== Exercise data ==
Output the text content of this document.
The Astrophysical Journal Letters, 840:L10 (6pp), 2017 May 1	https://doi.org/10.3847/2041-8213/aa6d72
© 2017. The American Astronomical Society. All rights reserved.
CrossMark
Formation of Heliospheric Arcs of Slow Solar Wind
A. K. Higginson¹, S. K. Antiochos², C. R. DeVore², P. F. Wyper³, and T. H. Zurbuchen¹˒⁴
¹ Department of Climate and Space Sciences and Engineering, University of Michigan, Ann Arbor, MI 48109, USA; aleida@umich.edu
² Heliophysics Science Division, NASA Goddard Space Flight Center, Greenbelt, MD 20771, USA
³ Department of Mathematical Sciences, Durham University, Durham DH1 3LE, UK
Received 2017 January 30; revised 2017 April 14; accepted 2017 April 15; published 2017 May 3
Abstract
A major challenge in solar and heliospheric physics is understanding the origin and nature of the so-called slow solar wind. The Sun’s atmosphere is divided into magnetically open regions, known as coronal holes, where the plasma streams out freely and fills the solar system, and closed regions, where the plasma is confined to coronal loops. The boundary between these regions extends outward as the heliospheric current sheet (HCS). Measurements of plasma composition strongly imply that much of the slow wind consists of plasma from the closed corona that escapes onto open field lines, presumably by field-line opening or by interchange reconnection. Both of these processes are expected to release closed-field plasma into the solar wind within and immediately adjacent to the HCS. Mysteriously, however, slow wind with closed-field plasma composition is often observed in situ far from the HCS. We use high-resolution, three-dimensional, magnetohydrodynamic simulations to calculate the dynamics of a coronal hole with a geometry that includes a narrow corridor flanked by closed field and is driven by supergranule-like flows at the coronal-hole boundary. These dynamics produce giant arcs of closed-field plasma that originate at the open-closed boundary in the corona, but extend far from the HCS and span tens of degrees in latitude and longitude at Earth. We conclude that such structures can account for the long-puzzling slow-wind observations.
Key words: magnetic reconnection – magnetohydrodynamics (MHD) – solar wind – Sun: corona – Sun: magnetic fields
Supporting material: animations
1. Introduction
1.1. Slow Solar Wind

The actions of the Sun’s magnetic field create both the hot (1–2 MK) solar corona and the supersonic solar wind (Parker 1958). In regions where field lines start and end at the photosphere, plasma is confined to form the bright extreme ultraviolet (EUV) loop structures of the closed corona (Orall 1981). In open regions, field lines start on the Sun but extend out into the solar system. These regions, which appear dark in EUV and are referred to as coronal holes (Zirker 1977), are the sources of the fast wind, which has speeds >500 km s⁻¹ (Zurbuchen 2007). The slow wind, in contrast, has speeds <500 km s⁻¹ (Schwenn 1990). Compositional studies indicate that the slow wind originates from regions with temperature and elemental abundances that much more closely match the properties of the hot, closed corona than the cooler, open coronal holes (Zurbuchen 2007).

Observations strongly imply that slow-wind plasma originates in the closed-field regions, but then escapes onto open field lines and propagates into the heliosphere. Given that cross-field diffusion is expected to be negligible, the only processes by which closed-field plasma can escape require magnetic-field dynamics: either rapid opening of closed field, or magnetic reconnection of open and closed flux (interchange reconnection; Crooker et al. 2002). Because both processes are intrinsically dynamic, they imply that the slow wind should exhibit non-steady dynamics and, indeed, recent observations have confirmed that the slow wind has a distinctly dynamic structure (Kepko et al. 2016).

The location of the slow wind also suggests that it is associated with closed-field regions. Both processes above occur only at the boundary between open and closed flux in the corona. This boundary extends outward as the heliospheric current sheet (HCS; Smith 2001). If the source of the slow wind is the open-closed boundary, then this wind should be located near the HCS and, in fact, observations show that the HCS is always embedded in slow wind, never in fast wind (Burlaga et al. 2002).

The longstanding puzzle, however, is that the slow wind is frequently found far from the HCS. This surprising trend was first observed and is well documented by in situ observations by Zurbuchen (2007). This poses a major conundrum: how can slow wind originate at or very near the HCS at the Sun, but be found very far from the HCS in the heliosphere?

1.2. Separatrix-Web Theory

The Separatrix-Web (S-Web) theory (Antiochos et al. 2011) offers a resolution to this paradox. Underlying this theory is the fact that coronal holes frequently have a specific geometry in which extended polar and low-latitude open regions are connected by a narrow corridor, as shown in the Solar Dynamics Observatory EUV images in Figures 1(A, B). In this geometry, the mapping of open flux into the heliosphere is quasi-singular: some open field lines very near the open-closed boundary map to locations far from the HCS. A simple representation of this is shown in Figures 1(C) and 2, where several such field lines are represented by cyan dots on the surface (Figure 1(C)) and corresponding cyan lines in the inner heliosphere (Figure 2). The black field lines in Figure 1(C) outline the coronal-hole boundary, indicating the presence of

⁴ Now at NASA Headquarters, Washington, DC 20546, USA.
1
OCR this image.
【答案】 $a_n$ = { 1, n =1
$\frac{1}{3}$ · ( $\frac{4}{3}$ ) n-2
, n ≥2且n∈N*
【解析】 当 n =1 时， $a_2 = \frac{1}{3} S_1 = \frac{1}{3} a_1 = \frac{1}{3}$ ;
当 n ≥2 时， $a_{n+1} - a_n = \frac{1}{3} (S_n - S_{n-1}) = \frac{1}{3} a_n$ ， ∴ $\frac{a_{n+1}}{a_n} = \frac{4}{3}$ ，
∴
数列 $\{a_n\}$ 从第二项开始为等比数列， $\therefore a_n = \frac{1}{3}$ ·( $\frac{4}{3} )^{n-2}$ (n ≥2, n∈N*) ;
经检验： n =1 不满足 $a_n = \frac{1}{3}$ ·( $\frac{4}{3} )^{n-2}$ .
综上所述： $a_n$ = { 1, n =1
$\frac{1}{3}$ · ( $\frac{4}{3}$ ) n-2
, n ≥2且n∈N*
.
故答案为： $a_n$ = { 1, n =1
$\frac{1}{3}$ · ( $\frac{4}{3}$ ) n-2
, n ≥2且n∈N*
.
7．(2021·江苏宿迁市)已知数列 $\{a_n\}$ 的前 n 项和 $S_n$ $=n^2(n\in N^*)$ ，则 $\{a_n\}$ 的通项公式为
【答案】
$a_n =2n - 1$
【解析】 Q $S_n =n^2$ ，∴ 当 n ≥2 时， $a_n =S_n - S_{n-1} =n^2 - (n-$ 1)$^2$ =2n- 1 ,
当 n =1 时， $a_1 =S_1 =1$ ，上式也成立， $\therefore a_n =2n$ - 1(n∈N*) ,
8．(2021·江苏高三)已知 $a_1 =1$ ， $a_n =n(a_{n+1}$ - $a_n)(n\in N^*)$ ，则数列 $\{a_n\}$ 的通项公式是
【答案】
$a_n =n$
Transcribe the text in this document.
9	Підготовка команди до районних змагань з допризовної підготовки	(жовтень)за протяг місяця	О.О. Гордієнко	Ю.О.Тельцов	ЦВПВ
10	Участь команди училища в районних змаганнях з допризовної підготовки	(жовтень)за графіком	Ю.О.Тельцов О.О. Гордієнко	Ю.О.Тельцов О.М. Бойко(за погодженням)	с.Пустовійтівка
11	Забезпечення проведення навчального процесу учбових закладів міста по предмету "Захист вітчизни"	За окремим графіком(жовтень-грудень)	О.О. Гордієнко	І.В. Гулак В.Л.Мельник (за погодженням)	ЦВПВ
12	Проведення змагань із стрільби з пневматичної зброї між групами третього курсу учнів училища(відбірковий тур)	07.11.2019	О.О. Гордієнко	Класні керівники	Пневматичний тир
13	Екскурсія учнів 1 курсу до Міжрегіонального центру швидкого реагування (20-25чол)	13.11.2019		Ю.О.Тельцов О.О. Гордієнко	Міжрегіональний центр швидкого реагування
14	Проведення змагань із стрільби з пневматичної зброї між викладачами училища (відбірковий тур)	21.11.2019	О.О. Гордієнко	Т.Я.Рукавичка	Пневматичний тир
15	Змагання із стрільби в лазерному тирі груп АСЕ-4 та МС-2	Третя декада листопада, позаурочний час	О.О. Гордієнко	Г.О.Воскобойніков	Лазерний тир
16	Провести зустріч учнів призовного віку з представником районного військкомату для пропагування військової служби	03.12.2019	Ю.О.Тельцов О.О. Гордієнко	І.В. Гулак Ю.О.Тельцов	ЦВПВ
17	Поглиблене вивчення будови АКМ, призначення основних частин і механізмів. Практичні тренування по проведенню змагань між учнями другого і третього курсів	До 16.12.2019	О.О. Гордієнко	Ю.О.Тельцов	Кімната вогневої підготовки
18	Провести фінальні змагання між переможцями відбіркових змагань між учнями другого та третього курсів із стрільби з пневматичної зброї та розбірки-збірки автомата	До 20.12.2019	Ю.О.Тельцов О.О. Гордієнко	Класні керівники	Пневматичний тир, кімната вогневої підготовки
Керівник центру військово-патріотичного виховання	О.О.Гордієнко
===
**Task directions**:
Search the entries for the word "Department" and copy every line that has it.

**The result**:
¹ Department of Climate and Space Sciences and Engineering, University of Michigan, Ann Arbor, MI 48109, USA; aleida@umich.edu
³ Department of Mathematical Sciences, Durham University, Durham DH1 3LE, UK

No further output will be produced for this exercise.